■ Records provided ■
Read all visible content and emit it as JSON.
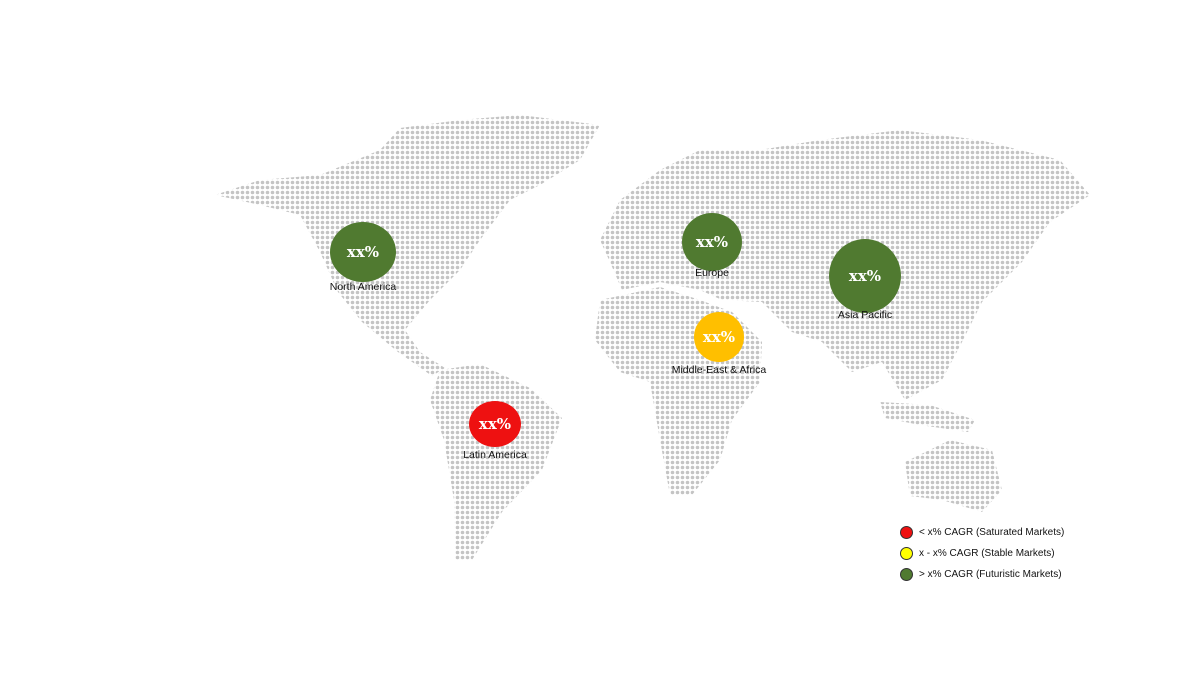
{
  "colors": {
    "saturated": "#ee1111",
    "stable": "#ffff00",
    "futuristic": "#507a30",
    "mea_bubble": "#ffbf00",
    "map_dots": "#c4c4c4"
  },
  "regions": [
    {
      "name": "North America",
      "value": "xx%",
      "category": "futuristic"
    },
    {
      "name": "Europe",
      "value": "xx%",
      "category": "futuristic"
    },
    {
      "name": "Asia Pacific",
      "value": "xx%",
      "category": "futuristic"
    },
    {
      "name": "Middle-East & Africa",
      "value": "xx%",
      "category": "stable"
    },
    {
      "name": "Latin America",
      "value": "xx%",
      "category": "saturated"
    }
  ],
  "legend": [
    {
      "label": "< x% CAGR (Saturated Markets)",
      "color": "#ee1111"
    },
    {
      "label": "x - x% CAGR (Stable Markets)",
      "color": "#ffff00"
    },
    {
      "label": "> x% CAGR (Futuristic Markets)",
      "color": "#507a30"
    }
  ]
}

■ Task description ■
Print out the lines exactly, skipping any picture.

■ Response to this exercise ■
Read all visible content and emit it as JSON.
{
  "colors": {
    "saturated": "#ee1111",
    "stable": "#ffff00",
    "futuristic": "#507a30",
    "mea_bubble": "#ffbf00",
    "map_dots": "#c4c4c4"
  },
  "regions": [
    {
      "name": "North America",
      "value": "xx%",
      "category": "futuristic"
    },
    {
      "name": "Europe",
      "value": "xx%",
      "category": "futuristic"
    },
    {
      "name": "Asia Pacific",
      "value": "xx%",
      "category": "futuristic"
    },
    {
      "name": "Middle-East & Africa",
      "value": "xx%",
      "category": "stable"
    },
    {
      "name": "Latin America",
      "value": "xx%",
      "category": "saturated"
    }
  ],
  "legend": [
    {
      "label": "< x% CAGR (Saturated Markets)",
      "color": "#ee1111"
    },
    {
      "label": "x - x% CAGR (Stable Markets)",
      "color": "#ffff00"
    },
    {
      "label": "> x% CAGR (Futuristic Markets)",
      "color": "#507a30"
    }
  ]
}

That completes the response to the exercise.